§ **What to do**: Copy the listing below in full and skip every picture.
***** Available records *****
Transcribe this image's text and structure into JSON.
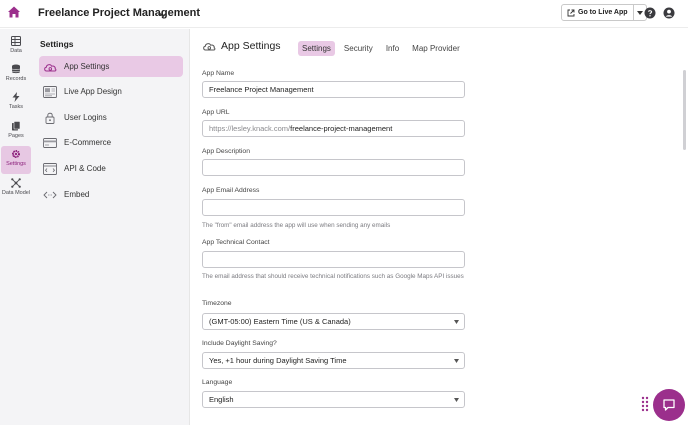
{
  "topbar": {
    "app_title": "Freelance Project Management",
    "live_button": "Go to Live App"
  },
  "rail": {
    "items": [
      {
        "label": "Data",
        "icon": "table-icon"
      },
      {
        "label": "Records",
        "icon": "database-icon"
      },
      {
        "label": "Tasks",
        "icon": "bolt-icon"
      },
      {
        "label": "Pages",
        "icon": "pages-icon"
      },
      {
        "label": "Settings",
        "icon": "gear-icon",
        "active": true
      },
      {
        "label": "Data Model",
        "icon": "data-model-icon"
      }
    ]
  },
  "panel": {
    "title": "Settings",
    "items": [
      {
        "label": "App Settings",
        "icon": "cloud-gear-icon",
        "active": true
      },
      {
        "label": "Live App Design",
        "icon": "design-icon"
      },
      {
        "label": "User Logins",
        "icon": "lock-icon"
      },
      {
        "label": "E-Commerce",
        "icon": "credit-card-icon"
      },
      {
        "label": "API & Code",
        "icon": "api-icon"
      },
      {
        "label": "Embed",
        "icon": "embed-icon"
      }
    ]
  },
  "main": {
    "title": "App Settings",
    "tabs": [
      {
        "label": "Settings",
        "active": true
      },
      {
        "label": "Security"
      },
      {
        "label": "Info"
      },
      {
        "label": "Map Provider"
      }
    ],
    "fields": {
      "app_name": {
        "label": "App Name",
        "value": "Freelance Project Management"
      },
      "app_url": {
        "label": "App URL",
        "prefix": "https://lesley.knack.com/",
        "value": "freelance-project-management"
      },
      "app_description": {
        "label": "App Description",
        "value": ""
      },
      "app_email": {
        "label": "App Email Address",
        "value": "",
        "help": "The \"from\" email address the app will use when sending any emails"
      },
      "tech_contact": {
        "label": "App Technical Contact",
        "value": "",
        "help": "The email address that should receive technical notifications such as Google Maps API issues"
      },
      "timezone": {
        "label": "Timezone",
        "value": "(GMT-05:00) Eastern Time (US & Canada)"
      },
      "daylight": {
        "label": "Include Daylight Saving?",
        "value": "Yes, +1 hour during Daylight Saving Time"
      },
      "language": {
        "label": "Language",
        "value": "English"
      }
    }
  },
  "colors": {
    "accent": "#9b2f8c",
    "active_bg": "#e9c9e5",
    "rail_bg": "#f4f4f6"
  }
}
*****
§ **Correct output**:
Transcribe this image's text and structure into JSON.
{
  "topbar": {
    "app_title": "Freelance Project Management",
    "live_button": "Go to Live App"
  },
  "rail": {
    "items": [
      {
        "label": "Data",
        "icon": "table-icon"
      },
      {
        "label": "Records",
        "icon": "database-icon"
      },
      {
        "label": "Tasks",
        "icon": "bolt-icon"
      },
      {
        "label": "Pages",
        "icon": "pages-icon"
      },
      {
        "label": "Settings",
        "icon": "gear-icon",
        "active": true
      },
      {
        "label": "Data Model",
        "icon": "data-model-icon"
      }
    ]
  },
  "panel": {
    "title": "Settings",
    "items": [
      {
        "label": "App Settings",
        "icon": "cloud-gear-icon",
        "active": true
      },
      {
        "label": "Live App Design",
        "icon": "design-icon"
      },
      {
        "label": "User Logins",
        "icon": "lock-icon"
      },
      {
        "label": "E-Commerce",
        "icon": "credit-card-icon"
      },
      {
        "label": "API & Code",
        "icon": "api-icon"
      },
      {
        "label": "Embed",
        "icon": "embed-icon"
      }
    ]
  },
  "main": {
    "title": "App Settings",
    "tabs": [
      {
        "label": "Settings",
        "active": true
      },
      {
        "label": "Security"
      },
      {
        "label": "Info"
      },
      {
        "label": "Map Provider"
      }
    ],
    "fields": {
      "app_name": {
        "label": "App Name",
        "value": "Freelance Project Management"
      },
      "app_url": {
        "label": "App URL",
        "prefix": "https://lesley.knack.com/",
        "value": "freelance-project-management"
      },
      "app_description": {
        "label": "App Description",
        "value": ""
      },
      "app_email": {
        "label": "App Email Address",
        "value": "",
        "help": "The \"from\" email address the app will use when sending any emails"
      },
      "tech_contact": {
        "label": "App Technical Contact",
        "value": "",
        "help": "The email address that should receive technical notifications such as Google Maps API issues"
      },
      "timezone": {
        "label": "Timezone",
        "value": "(GMT-05:00) Eastern Time (US & Canada)"
      },
      "daylight": {
        "label": "Include Daylight Saving?",
        "value": "Yes, +1 hour during Daylight Saving Time"
      },
      "language": {
        "label": "Language",
        "value": "English"
      }
    }
  },
  "colors": {
    "accent": "#9b2f8c",
    "active_bg": "#e9c9e5",
    "rail_bg": "#f4f4f6"
  }
}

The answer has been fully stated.